Count how many lines of the data below contain the string "JSON"; the reply should be that number alone.
▶
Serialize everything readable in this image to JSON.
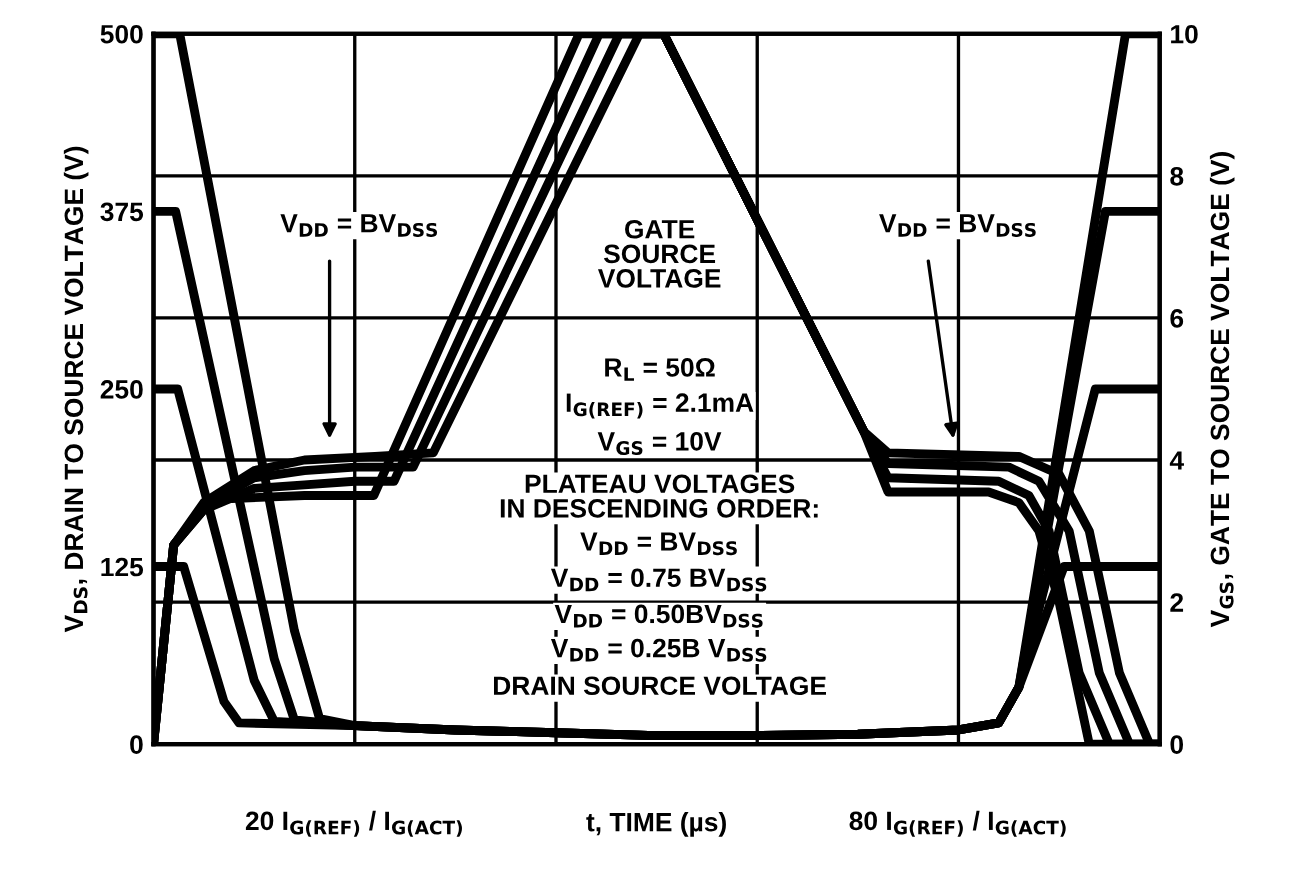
{
  "chart_data": {
    "type": "line",
    "xlabel": "t, TIME (µs)",
    "ylabel": "V$_{DS}$, DRAIN TO SOURCE VOLTAGE (V)",
    "y2label": "V$_{GS}$, GATE TO SOURCE VOLTAGE (V)",
    "xlim": [
      0,
      100
    ],
    "xticks": [
      {
        "value": 20,
        "label": "20 I$_{G(REF)}$ / I$_{G(ACT)}$"
      },
      {
        "value": 40,
        "label": null
      },
      {
        "value": 60,
        "label": null
      },
      {
        "value": 80,
        "label": "80 I$_{G(REF)}$ / I$_{G(ACT)}$"
      }
    ],
    "ylim": [
      0,
      500
    ],
    "yticks": [
      0,
      125,
      250,
      375,
      500
    ],
    "y2lim": [
      0,
      10
    ],
    "y2ticks": [
      0,
      2,
      4,
      6,
      8,
      10
    ],
    "grid": true,
    "marker": "none",
    "line_style": "solid",
    "series": [
      {
        "color": "#000000",
        "x": [
          0,
          2.6,
          14,
          16.5,
          20,
          30,
          40,
          50,
          60,
          70,
          80,
          84,
          86,
          96.6,
          100
        ],
        "values": [
          500,
          500,
          80,
          18,
          13,
          10,
          8,
          6,
          6,
          7,
          10,
          15,
          40,
          500,
          500
        ]
      },
      {
        "color": "#000000",
        "x": [
          0,
          2.2,
          12,
          14,
          20,
          30,
          40,
          50,
          60,
          70,
          80,
          84,
          86,
          94.6,
          100
        ],
        "values": [
          375,
          375,
          60,
          17,
          13,
          10,
          8,
          6,
          6,
          7,
          10,
          15,
          40,
          375,
          375
        ]
      },
      {
        "color": "#000000",
        "x": [
          0,
          2.4,
          10,
          12,
          20,
          30,
          40,
          50,
          60,
          70,
          80,
          84,
          86,
          93.6,
          100
        ],
        "values": [
          250,
          250,
          45,
          16,
          13,
          10,
          8,
          6,
          6,
          7,
          10,
          15,
          40,
          250,
          250
        ]
      },
      {
        "color": "#000000",
        "x": [
          0,
          3,
          7,
          8.5,
          20,
          30,
          40,
          50,
          60,
          70,
          80,
          84,
          86,
          90.5,
          100
        ],
        "values": [
          125,
          125,
          30,
          15,
          13,
          10,
          8,
          6,
          6,
          7,
          10,
          15,
          40,
          125,
          125
        ]
      },
      {
        "color": "#000000",
        "axis": "y2",
        "x": [
          0,
          2,
          5,
          10,
          15,
          22,
          27.8,
          48.3,
          50.7,
          70.6,
          73,
          86,
          90,
          93,
          96,
          99,
          100
        ],
        "values": [
          0,
          2.8,
          3.4,
          3.85,
          4.0,
          4.05,
          4.1,
          10,
          10,
          4.4,
          4.1,
          4.05,
          3.8,
          3,
          1,
          0,
          0
        ]
      },
      {
        "color": "#000000",
        "axis": "y2",
        "x": [
          0,
          2,
          5,
          10,
          15,
          20,
          25.8,
          46.3,
          50.7,
          70.6,
          73,
          85,
          88,
          91,
          94,
          97,
          100
        ],
        "values": [
          0,
          2.8,
          3.35,
          3.75,
          3.85,
          3.9,
          3.9,
          10,
          10,
          4.4,
          3.95,
          3.9,
          3.7,
          3,
          1,
          0,
          0
        ]
      },
      {
        "color": "#000000",
        "axis": "y2",
        "x": [
          0,
          2,
          5,
          10,
          15,
          20,
          23.9,
          44.3,
          50.7,
          70.6,
          73,
          84,
          87,
          89,
          92,
          95,
          100
        ],
        "values": [
          0,
          2.8,
          3.3,
          3.6,
          3.65,
          3.7,
          3.7,
          10,
          10,
          4.4,
          3.75,
          3.7,
          3.5,
          3,
          1,
          0,
          0
        ]
      },
      {
        "color": "#000000",
        "axis": "y2",
        "x": [
          0,
          2,
          5,
          6.6,
          15,
          21.9,
          42.3,
          50.7,
          70.6,
          73,
          83,
          86,
          88,
          90,
          93,
          100
        ],
        "values": [
          0,
          2.8,
          3.3,
          3.45,
          3.5,
          3.5,
          10,
          10,
          4.4,
          3.55,
          3.55,
          3.4,
          3,
          2,
          0,
          0
        ]
      }
    ],
    "annotations": [
      "V$_{DD}$ = BV$_{DSS}$",
      "V$_{DD}$ = BV$_{DSS}$",
      "GATE\nSOURCE\nVOLTAGE",
      "R$_{L}$ = 50Ω",
      "I$_{G(REF)}$ = 2.1mA",
      "V$_{GS}$ = 10V",
      "PLATEAU VOLTAGES\nIN DESCENDING ORDER:",
      "V$_{DD}$ = BV$_{DSS}$",
      "V$_{DD}$ = 0.75 BV$_{DSS}$",
      "V$_{DD}$ = 0.50BV$_{DSS}$",
      "V$_{DD}$ = 0.25B V$_{DSS}$",
      "DRAIN SOURCE VOLTAGE"
    ]
  }
}
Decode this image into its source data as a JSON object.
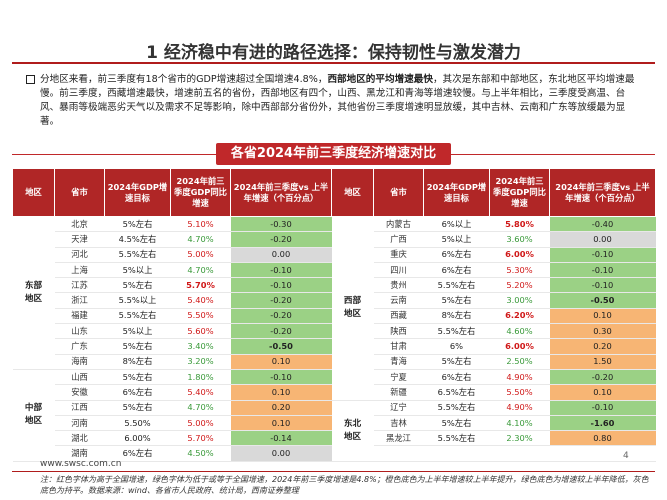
{
  "page": {
    "title": "1 经济稳中有进的路径选择：保持韧性与激发潜力",
    "summary": {
      "part1": "分地区来看，前三季度有18个省市的GDP增速超过全国增速4.8%，",
      "bold": "西部地区的平均增速最快",
      "part2": "，其次是东部和中部地区，东北地区平均增速最慢。前三季度，西藏增速最快，增速前五名的省份，西部地区有四个，山西、黑龙江和青海等增速较慢。与上半年相比，三季度受高温、台风、暴雨等极端恶劣天气以及需求不足等影响，除中西部部分省份外，其他省份三季度增速明显放缓，其中吉林、云南和广东等放缓最为显著。"
    },
    "banner": "各省2024年前三季度经济增速对比",
    "url": "www.swsc.com.cn",
    "page_number": "4",
    "note": "注：红色字体为高于全国增速，绿色字体为低于或等于全国增速，2024年前三季度增速是4.8%；橙色底色为上半年增速较上半年提升，绿色底色为增速较上半年降低，灰色底色为持平。数据来源：wind、各省市人民政府、统计局，西南证券整理"
  },
  "table": {
    "headers": [
      "地区",
      "省市",
      "2024年GDP增速目标",
      "2024年前三季度GDP同比增速",
      "2024年前三季度vs 上半年增速（个百分点）",
      "地区",
      "省市",
      "2024年GDP增速目标",
      "2024年前三季度GDP同比增速",
      "2024年前三季度vs 上半年增速（个百分点）"
    ],
    "left_regions": [
      {
        "name": "东部\n地区",
        "rows": [
          {
            "prov": "北京",
            "target": "5%左右",
            "growth": "5.10%",
            "gc": "red",
            "diff": "-0.30",
            "dc": "c-green"
          },
          {
            "prov": "天津",
            "target": "4.5%左右",
            "growth": "4.70%",
            "gc": "green",
            "diff": "-0.20",
            "dc": "c-green"
          },
          {
            "prov": "河北",
            "target": "5.5%左右",
            "growth": "5.00%",
            "gc": "red",
            "diff": "0.00",
            "dc": "c-gray"
          },
          {
            "prov": "上海",
            "target": "5%以上",
            "growth": "4.70%",
            "gc": "green",
            "diff": "-0.10",
            "dc": "c-green"
          },
          {
            "prov": "江苏",
            "target": "5%左右",
            "growth": "5.70%",
            "gc": "boldred",
            "diff": "-0.10",
            "dc": "c-green"
          },
          {
            "prov": "浙江",
            "target": "5.5%以上",
            "growth": "5.40%",
            "gc": "red",
            "diff": "-0.20",
            "dc": "c-green"
          },
          {
            "prov": "福建",
            "target": "5.5%左右",
            "growth": "5.50%",
            "gc": "red",
            "diff": "-0.20",
            "dc": "c-green"
          },
          {
            "prov": "山东",
            "target": "5%以上",
            "growth": "5.60%",
            "gc": "red",
            "diff": "-0.20",
            "dc": "c-green"
          },
          {
            "prov": "广东",
            "target": "5%左右",
            "growth": "3.40%",
            "gc": "green",
            "diff": "-0.50",
            "dc": "c-green",
            "bold": true
          },
          {
            "prov": "海南",
            "target": "8%左右",
            "growth": "3.20%",
            "gc": "green",
            "diff": "0.10",
            "dc": "c-orange"
          }
        ]
      },
      {
        "name": "中部\n地区",
        "rows": [
          {
            "prov": "山西",
            "target": "5%左右",
            "growth": "1.80%",
            "gc": "green",
            "diff": "-0.10",
            "dc": "c-green"
          },
          {
            "prov": "安徽",
            "target": "6%左右",
            "growth": "5.40%",
            "gc": "red",
            "diff": "0.10",
            "dc": "c-orange"
          },
          {
            "prov": "江西",
            "target": "5%左右",
            "growth": "4.70%",
            "gc": "green",
            "diff": "0.20",
            "dc": "c-orange"
          },
          {
            "prov": "河南",
            "target": "5.50%",
            "growth": "5.00%",
            "gc": "red",
            "diff": "0.10",
            "dc": "c-orange"
          },
          {
            "prov": "湖北",
            "target": "6.00%",
            "growth": "5.70%",
            "gc": "red",
            "diff": "-0.14",
            "dc": "c-green"
          },
          {
            "prov": "湖南",
            "target": "6%左右",
            "growth": "4.50%",
            "gc": "green",
            "diff": "0.00",
            "dc": "c-gray"
          }
        ]
      }
    ],
    "right_regions": [
      {
        "name": "西部\n地区",
        "rows": [
          {
            "prov": "内蒙古",
            "target": "6%以上",
            "growth": "5.80%",
            "gc": "boldred",
            "diff": "-0.40",
            "dc": "c-green"
          },
          {
            "prov": "广西",
            "target": "5%以上",
            "growth": "3.60%",
            "gc": "green",
            "diff": "0.00",
            "dc": "c-gray"
          },
          {
            "prov": "重庆",
            "target": "6%左右",
            "growth": "6.00%",
            "gc": "boldred",
            "diff": "-0.10",
            "dc": "c-green"
          },
          {
            "prov": "四川",
            "target": "6%左右",
            "growth": "5.30%",
            "gc": "red",
            "diff": "-0.10",
            "dc": "c-green"
          },
          {
            "prov": "贵州",
            "target": "5.5%左右",
            "growth": "5.20%",
            "gc": "red",
            "diff": "-0.10",
            "dc": "c-green"
          },
          {
            "prov": "云南",
            "target": "5%左右",
            "growth": "3.00%",
            "gc": "green",
            "diff": "-0.50",
            "dc": "c-green",
            "bold": true
          },
          {
            "prov": "西藏",
            "target": "8%左右",
            "growth": "6.20%",
            "gc": "boldred",
            "diff": "0.10",
            "dc": "c-orange"
          },
          {
            "prov": "陕西",
            "target": "5.5%左右",
            "growth": "4.60%",
            "gc": "green",
            "diff": "0.30",
            "dc": "c-orange"
          },
          {
            "prov": "甘肃",
            "target": "6%",
            "growth": "6.00%",
            "gc": "boldred",
            "diff": "0.20",
            "dc": "c-orange"
          },
          {
            "prov": "青海",
            "target": "5%左右",
            "growth": "2.50%",
            "gc": "green",
            "diff": "1.50",
            "dc": "c-orange"
          },
          {
            "prov": "宁夏",
            "target": "6%左右",
            "growth": "4.90%",
            "gc": "red",
            "diff": "-0.20",
            "dc": "c-green"
          },
          {
            "prov": "新疆",
            "target": "6.5%左右",
            "growth": "5.50%",
            "gc": "red",
            "diff": "0.10",
            "dc": "c-orange"
          }
        ]
      },
      {
        "name": "东北\n地区",
        "rows": [
          {
            "prov": "辽宁",
            "target": "5.5%左右",
            "growth": "4.90%",
            "gc": "red",
            "diff": "-0.10",
            "dc": "c-green"
          },
          {
            "prov": "吉林",
            "target": "5%左右",
            "growth": "4.10%",
            "gc": "green",
            "diff": "-1.60",
            "dc": "c-green",
            "bold": true
          },
          {
            "prov": "黑龙江",
            "target": "5.5%左右",
            "growth": "2.30%",
            "gc": "green",
            "diff": "0.80",
            "dc": "c-orange"
          },
          {
            "prov": "",
            "target": "",
            "growth": "",
            "gc": "",
            "diff": "",
            "dc": ""
          }
        ]
      }
    ],
    "colors": {
      "header_bg": "#b02626",
      "title_rule": "#b01c1c",
      "cell_green": "#9bd185",
      "cell_orange": "#f7b574",
      "cell_gray": "#d9d9d9",
      "text_red": "#d01818",
      "text_green": "#3a9a3a"
    }
  }
}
◀
### [EXPECTED OUTPUT]
2